**** RECORDED INFORMATION ****

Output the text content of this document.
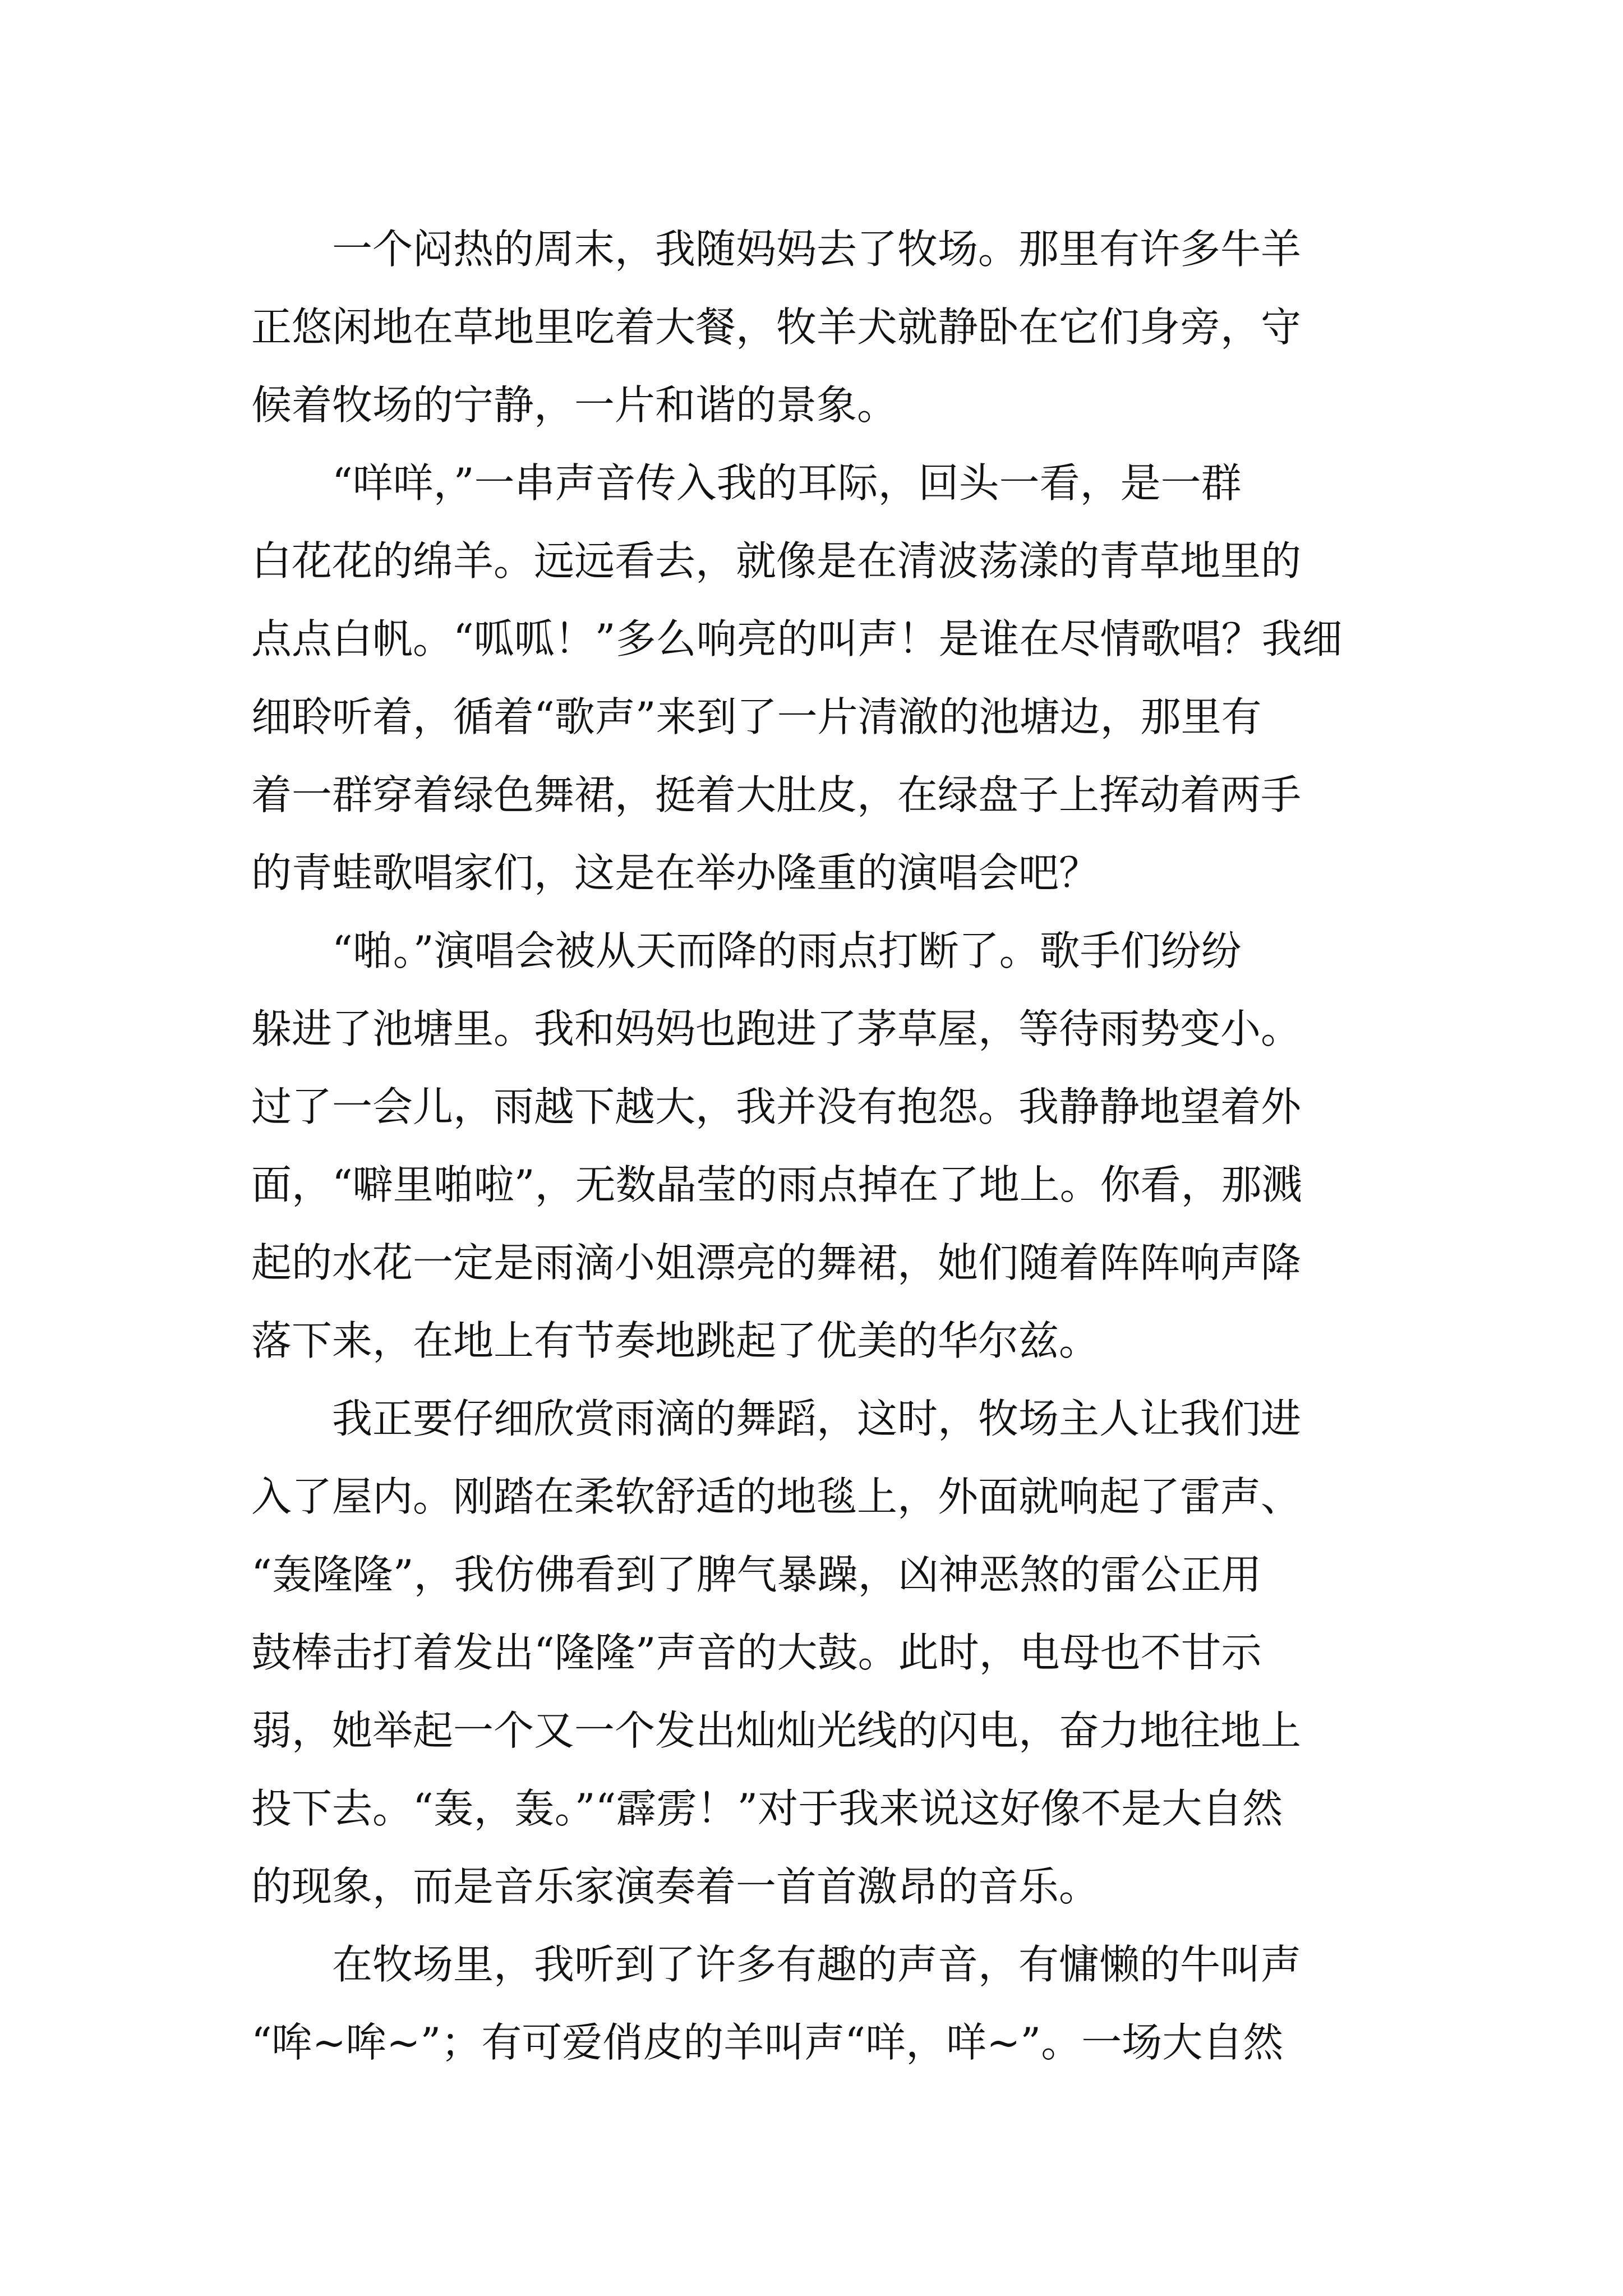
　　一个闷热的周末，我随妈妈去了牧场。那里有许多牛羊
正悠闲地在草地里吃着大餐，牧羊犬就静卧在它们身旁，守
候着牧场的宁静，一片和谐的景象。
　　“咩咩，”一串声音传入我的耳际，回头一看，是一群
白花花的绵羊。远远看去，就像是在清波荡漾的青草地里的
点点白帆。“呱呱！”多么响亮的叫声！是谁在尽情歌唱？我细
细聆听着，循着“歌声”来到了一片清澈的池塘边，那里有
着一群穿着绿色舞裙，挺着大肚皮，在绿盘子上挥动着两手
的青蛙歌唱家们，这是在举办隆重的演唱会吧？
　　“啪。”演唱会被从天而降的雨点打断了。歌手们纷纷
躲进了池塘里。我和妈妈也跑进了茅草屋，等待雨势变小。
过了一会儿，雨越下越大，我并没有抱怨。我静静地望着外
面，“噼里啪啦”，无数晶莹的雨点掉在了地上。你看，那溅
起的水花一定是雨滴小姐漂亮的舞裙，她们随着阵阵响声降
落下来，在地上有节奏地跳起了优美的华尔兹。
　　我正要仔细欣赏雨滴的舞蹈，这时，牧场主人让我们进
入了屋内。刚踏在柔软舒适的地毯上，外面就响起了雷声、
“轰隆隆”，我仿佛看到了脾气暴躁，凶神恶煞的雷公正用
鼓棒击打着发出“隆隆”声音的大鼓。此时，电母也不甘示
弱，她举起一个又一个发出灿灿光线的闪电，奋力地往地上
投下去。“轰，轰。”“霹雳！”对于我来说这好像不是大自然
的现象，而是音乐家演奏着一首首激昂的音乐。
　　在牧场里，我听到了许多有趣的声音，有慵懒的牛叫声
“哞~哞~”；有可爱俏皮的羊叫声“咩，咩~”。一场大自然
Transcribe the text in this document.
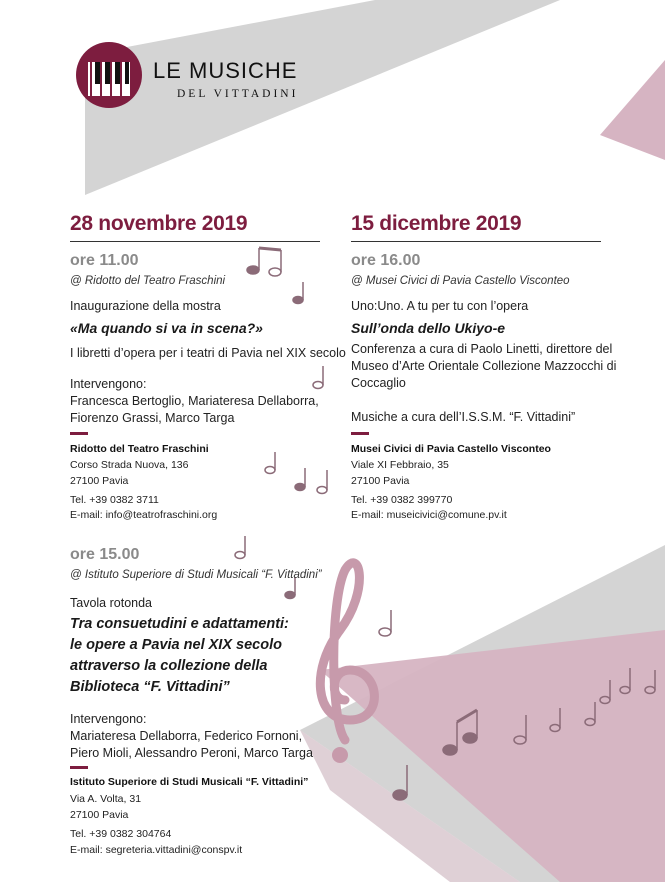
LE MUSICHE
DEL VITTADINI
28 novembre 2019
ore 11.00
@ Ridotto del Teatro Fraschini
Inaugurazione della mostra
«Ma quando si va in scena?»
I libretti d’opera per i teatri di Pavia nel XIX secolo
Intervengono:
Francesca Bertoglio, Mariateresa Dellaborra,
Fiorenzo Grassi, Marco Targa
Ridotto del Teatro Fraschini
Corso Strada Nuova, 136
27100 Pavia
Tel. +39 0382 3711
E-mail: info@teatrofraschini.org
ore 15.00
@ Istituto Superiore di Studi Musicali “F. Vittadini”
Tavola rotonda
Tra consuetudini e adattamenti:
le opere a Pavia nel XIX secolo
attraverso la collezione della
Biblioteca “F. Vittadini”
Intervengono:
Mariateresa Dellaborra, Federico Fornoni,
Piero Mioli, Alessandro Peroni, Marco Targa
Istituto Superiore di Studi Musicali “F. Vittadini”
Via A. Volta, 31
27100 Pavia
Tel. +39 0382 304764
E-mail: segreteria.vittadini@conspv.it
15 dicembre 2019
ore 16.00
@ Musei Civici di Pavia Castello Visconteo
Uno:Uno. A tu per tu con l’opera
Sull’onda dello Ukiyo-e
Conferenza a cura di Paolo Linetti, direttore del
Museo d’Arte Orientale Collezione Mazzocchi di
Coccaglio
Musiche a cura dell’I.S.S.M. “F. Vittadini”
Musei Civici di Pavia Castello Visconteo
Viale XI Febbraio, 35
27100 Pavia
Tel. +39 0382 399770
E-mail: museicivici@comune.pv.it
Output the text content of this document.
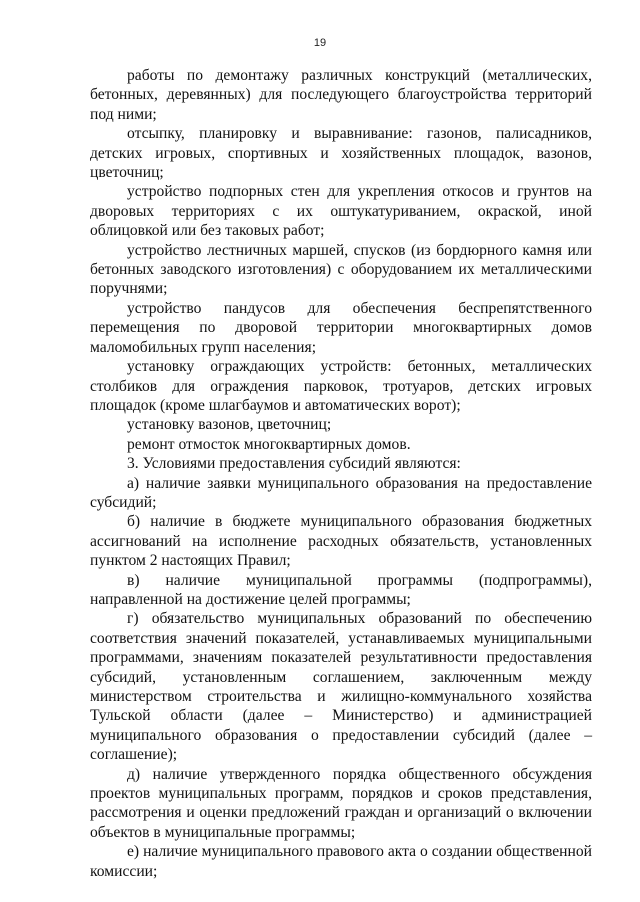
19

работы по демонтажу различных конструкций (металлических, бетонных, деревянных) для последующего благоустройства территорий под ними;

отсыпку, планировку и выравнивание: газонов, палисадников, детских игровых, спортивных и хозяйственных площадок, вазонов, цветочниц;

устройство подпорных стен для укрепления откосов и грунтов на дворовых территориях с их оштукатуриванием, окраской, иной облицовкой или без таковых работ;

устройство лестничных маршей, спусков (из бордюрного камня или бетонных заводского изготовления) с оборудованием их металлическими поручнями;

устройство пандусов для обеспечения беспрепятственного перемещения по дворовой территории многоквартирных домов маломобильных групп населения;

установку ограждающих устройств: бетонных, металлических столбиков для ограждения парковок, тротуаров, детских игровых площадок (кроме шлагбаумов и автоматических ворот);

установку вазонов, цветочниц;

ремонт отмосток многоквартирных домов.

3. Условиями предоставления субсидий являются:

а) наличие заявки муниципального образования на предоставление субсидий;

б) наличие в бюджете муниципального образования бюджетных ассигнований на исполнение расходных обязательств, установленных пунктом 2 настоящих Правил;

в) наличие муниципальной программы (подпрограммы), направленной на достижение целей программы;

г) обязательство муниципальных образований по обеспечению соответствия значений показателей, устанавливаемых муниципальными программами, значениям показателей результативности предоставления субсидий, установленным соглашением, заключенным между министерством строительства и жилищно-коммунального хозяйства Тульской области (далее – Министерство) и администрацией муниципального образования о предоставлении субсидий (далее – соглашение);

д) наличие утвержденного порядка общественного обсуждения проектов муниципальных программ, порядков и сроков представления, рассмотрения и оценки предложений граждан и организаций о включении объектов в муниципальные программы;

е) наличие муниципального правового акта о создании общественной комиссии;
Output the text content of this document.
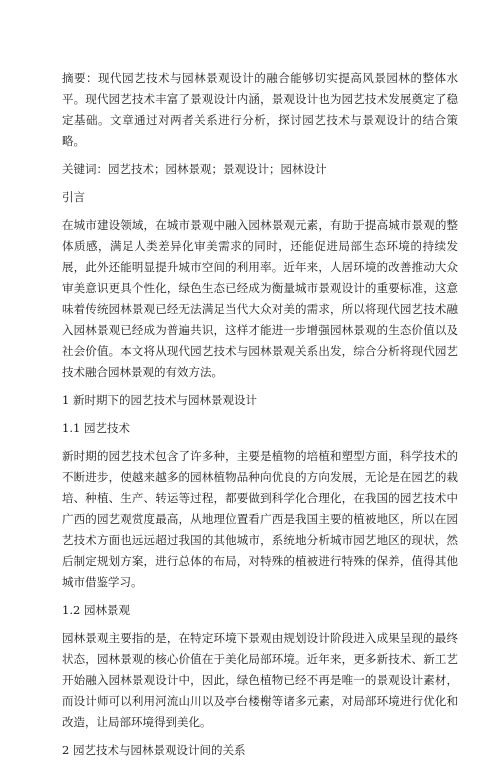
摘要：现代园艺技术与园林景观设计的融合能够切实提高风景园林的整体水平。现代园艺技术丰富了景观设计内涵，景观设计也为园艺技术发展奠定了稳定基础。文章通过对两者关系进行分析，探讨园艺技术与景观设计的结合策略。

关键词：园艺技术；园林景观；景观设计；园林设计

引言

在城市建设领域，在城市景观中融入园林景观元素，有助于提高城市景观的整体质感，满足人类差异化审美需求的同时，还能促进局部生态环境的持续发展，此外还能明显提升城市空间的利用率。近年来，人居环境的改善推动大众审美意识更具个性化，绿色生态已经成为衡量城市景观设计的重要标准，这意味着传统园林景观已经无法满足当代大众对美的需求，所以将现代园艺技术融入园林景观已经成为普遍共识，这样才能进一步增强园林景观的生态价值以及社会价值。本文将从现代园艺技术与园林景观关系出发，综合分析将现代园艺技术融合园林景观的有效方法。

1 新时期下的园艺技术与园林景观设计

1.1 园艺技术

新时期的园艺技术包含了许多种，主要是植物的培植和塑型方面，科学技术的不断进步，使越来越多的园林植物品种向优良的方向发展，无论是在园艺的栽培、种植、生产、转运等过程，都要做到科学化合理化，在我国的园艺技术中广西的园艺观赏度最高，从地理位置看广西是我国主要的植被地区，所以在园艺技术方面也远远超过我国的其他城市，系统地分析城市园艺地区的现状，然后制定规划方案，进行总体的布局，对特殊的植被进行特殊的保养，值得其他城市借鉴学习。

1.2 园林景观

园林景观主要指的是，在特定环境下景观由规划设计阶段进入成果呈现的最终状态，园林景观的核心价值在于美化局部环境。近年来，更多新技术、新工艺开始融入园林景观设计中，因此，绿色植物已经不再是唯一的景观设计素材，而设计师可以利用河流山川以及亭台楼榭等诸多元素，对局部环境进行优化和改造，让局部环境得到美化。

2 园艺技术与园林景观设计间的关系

****

* _WHAT YOU ARE ASKED TO DO_:
From the records above, pick out and copy each line holding the word "домов".

* _RESPONSE_:
устройство пандусов для обеспечения беспрепятственного перемещения по дворовой территории многоквартирных домов маломобильных групп населения;
ремонт отмосток многоквартирных домов.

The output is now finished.